■ Prompt ■
Where a line contains the word "Love", copy that line.

++++ Exercise materials ++++

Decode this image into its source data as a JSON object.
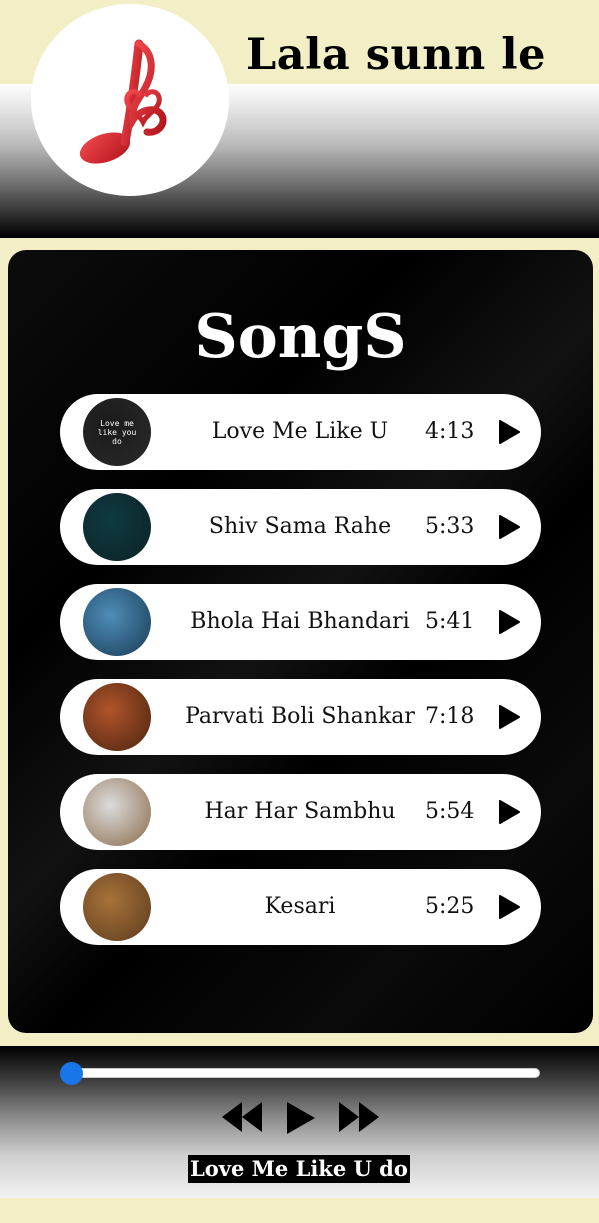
{
  "header": {
    "title": "Lala sunn le",
    "logo_icon": "music-note-icon",
    "colors": {
      "background": "#f2efc6",
      "logo_note": "#d81f26"
    }
  },
  "songs_panel": {
    "title": "SongS",
    "items": [
      {
        "title": "Love Me Like U",
        "duration": "4:13",
        "thumb_text": "Love me like you do",
        "thumb_colors": [
          "#1a1a1a",
          "#2b2b2b"
        ]
      },
      {
        "title": "Shiv Sama Rahe",
        "duration": "5:33",
        "thumb_text": "",
        "thumb_colors": [
          "#0f3a40",
          "#0b2226"
        ]
      },
      {
        "title": "Bhola Hai Bhandari",
        "duration": "5:41",
        "thumb_text": "",
        "thumb_colors": [
          "#4f8db8",
          "#193b55"
        ]
      },
      {
        "title": "Parvati Boli Shankar",
        "duration": "7:18",
        "thumb_text": "",
        "thumb_colors": [
          "#b0542a",
          "#4a2410"
        ]
      },
      {
        "title": "Har Har Sambhu",
        "duration": "5:54",
        "thumb_text": "",
        "thumb_colors": [
          "#dcdcdc",
          "#8a6a4a"
        ]
      },
      {
        "title": "Kesari",
        "duration": "5:25",
        "thumb_text": "",
        "thumb_colors": [
          "#a7723a",
          "#5c3b1d"
        ]
      }
    ],
    "play_icon": "play-icon"
  },
  "player": {
    "progress": 0.0,
    "accent_color": "#1976e8",
    "prev_icon": "rewind-icon",
    "play_icon": "play-icon",
    "next_icon": "fast-forward-icon",
    "now_playing": "Love Me Like U do"
  }
}
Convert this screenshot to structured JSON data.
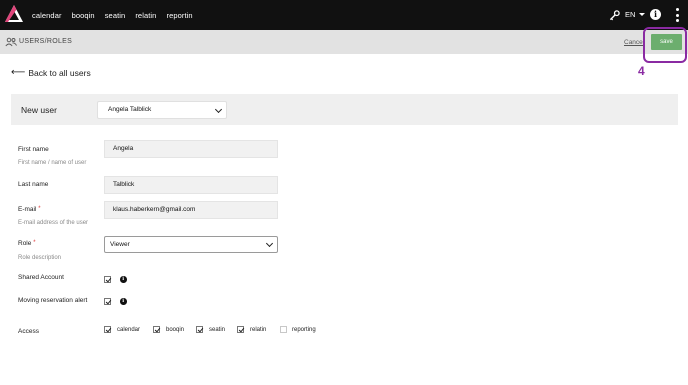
{
  "nav": {
    "items": [
      "calendar",
      "booqin",
      "seatin",
      "relatin",
      "reportin"
    ],
    "language": "EN"
  },
  "subheader": {
    "title": "USERS/ROLES",
    "cancel": "Cancel",
    "save": "save"
  },
  "annotation": {
    "step": "4",
    "color": "#8a2aa2"
  },
  "back_link": "Back to all users",
  "panel": {
    "title": "New user",
    "selected_user": "Angela Talblick"
  },
  "form": {
    "first_name": {
      "label": "First name",
      "hint": "First name / name of user",
      "value": "Angela"
    },
    "last_name": {
      "label": "Last name",
      "value": "Talblick"
    },
    "email": {
      "label": "E-mail",
      "required": "*",
      "hint": "E-mail address of the user",
      "value": "klaus.haberkern@gmail.com"
    },
    "role": {
      "label": "Role",
      "required": "*",
      "hint": "Role description",
      "value": "Viewer"
    },
    "shared_account": {
      "label": "Shared Account",
      "checked": true
    },
    "moving_alert": {
      "label": "Moving reservation alert",
      "checked": true
    },
    "access": {
      "label": "Access",
      "items": [
        {
          "name": "calendar",
          "checked": true
        },
        {
          "name": "booqin",
          "checked": true
        },
        {
          "name": "seatin",
          "checked": true
        },
        {
          "name": "relatin",
          "checked": true
        },
        {
          "name": "reporting",
          "checked": false
        }
      ]
    }
  },
  "colors": {
    "topbar": "#111111",
    "save_button": "#6cae6e",
    "accent": "#8a2aa2"
  }
}
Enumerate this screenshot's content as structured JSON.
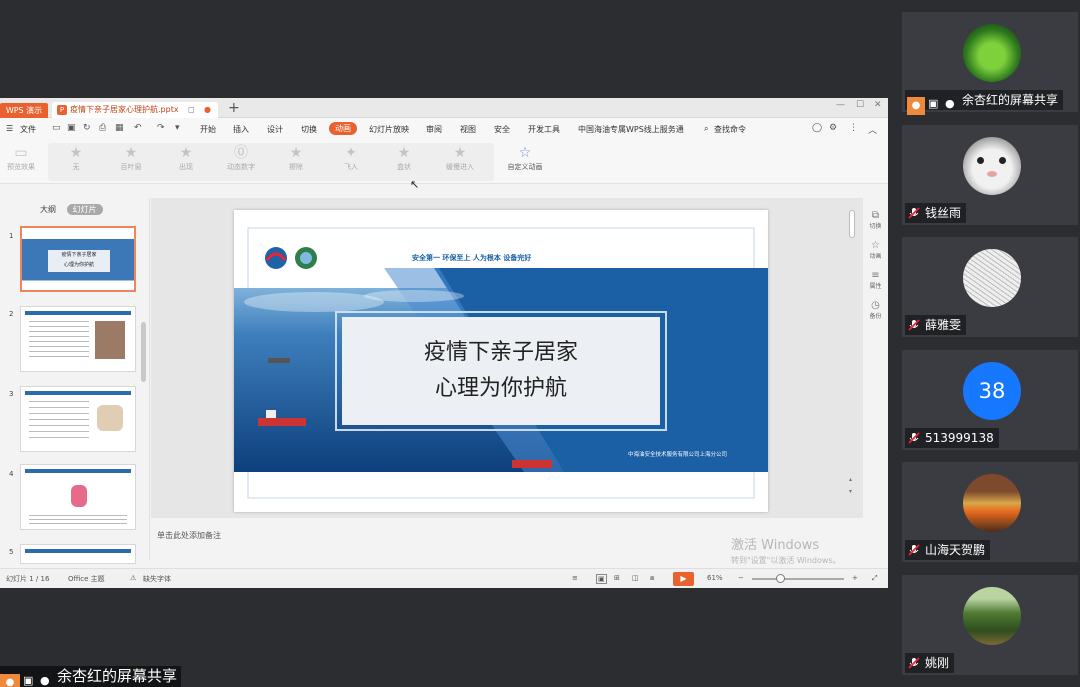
{
  "wps": {
    "app_tab": "WPS 演示",
    "doc_tab": "疫情下亲子居家心理护航.pptx",
    "menu": {
      "file": "文件",
      "tabs": [
        "开始",
        "插入",
        "设计",
        "切换",
        "动画",
        "幻灯片放映",
        "审阅",
        "视图",
        "安全",
        "开发工具",
        "中国海油专属WPS线上服务通"
      ],
      "search": "查找命令"
    },
    "ribbon": {
      "preview": "预览效果",
      "effects": [
        "无",
        "百叶窗",
        "出现",
        "动态数字",
        "擦除",
        "飞入",
        "盒状",
        "缓慢进入"
      ],
      "custom": "自定义动画"
    },
    "left_pane": {
      "outline_tab": "大纲",
      "slides_tab": "幻灯片",
      "numbers": [
        "1",
        "2",
        "3",
        "4",
        "5"
      ]
    },
    "slide": {
      "slogan": "安全第一  环保至上  人为根本  设备完好",
      "title_line1": "疫情下亲子居家",
      "title_line2": "心理为你护航",
      "company": "中海油安全技术服务有限公司上海分公司"
    },
    "thumb1_title": "疫情下亲子居家",
    "thumb1_sub": "心理为你护航",
    "side_tools": [
      "切换",
      "动画",
      "属性",
      "备份"
    ],
    "notes_placeholder": "单击此处添加备注",
    "status": {
      "slide_count": "幻灯片 1 / 16",
      "theme": "Office 主题",
      "missing_font": "缺失字体",
      "zoom": "61%"
    },
    "watermark": {
      "line1": "激活 Windows",
      "line2": "转到\"设置\"以激活 Windows。"
    }
  },
  "participants": [
    {
      "name": "余杏红的屏幕共享",
      "icon": "plant-avatar",
      "role": "sharer"
    },
    {
      "name": "钱丝雨",
      "icon": "cat-avatar",
      "role": "member"
    },
    {
      "name": "薛雅雯",
      "icon": "sketch-avatar",
      "role": "member"
    },
    {
      "name": "513999138",
      "avatar_text": "38",
      "role": "member",
      "color": "#1677ff"
    },
    {
      "name": "山海天贺鹏",
      "icon": "sunset-avatar",
      "role": "member"
    },
    {
      "name": "姚刚",
      "icon": "forest-avatar",
      "role": "member"
    }
  ],
  "share_banner": "余杏红的屏幕共享",
  "colors": {
    "accent": "#e8612f",
    "slide_blue": "#1b5fa5",
    "meeting_bg": "#2c2d31"
  }
}
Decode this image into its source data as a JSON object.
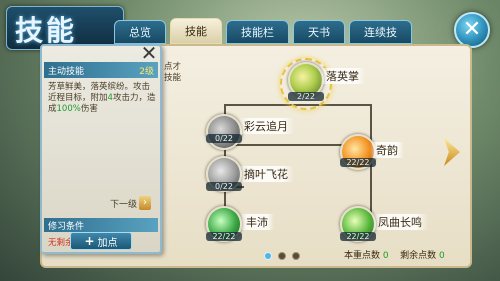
{
  "title": "技能",
  "tabs": [
    {
      "label": "总览"
    },
    {
      "label": "技能",
      "active": true
    },
    {
      "label": "技能栏"
    },
    {
      "label": "天书"
    },
    {
      "label": "连续技"
    }
  ],
  "info": {
    "header_left": "主动技能",
    "header_right": "2级",
    "desc_line1": "芳草鲜美，落英缤纷。攻击近程目标，附加",
    "desc_highlight_1": "4",
    "desc_line2": "攻击力，造成",
    "desc_highlight_2": "100%",
    "desc_line3": "伤害",
    "next_level": "下一级",
    "req_header": "修习条件",
    "req_text": "无剩余点数，无法修习",
    "add_button": "加点"
  },
  "partial_text": [
    "点才",
    "技能"
  ],
  "skills": [
    {
      "name": "落英掌",
      "count": "2/22",
      "color": "#8bb441"
    },
    {
      "name": "彩云追月",
      "count": "0/22",
      "color": "#9a9a9a"
    },
    {
      "name": "奇韵",
      "count": "22/22",
      "color": "#d4741b"
    },
    {
      "name": "摘叶飞花",
      "count": "0/22",
      "color": "#9a9a9a"
    },
    {
      "name": "丰沛",
      "count": "22/22",
      "color": "#3aa845"
    },
    {
      "name": "凤曲长鸣",
      "count": "22/22",
      "color": "#56b63b"
    }
  ],
  "points": {
    "current_label": "本重点数",
    "current_value": "0",
    "remain_label": "剩余点数",
    "remain_value": "0"
  },
  "pager": {
    "active_index": 0,
    "total": 3
  }
}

++++

■ Task output ■
        "title": "Love Me Like U",
        "thumb_text": "Love me like you do",
    "now_playing": "Love Me Like U do"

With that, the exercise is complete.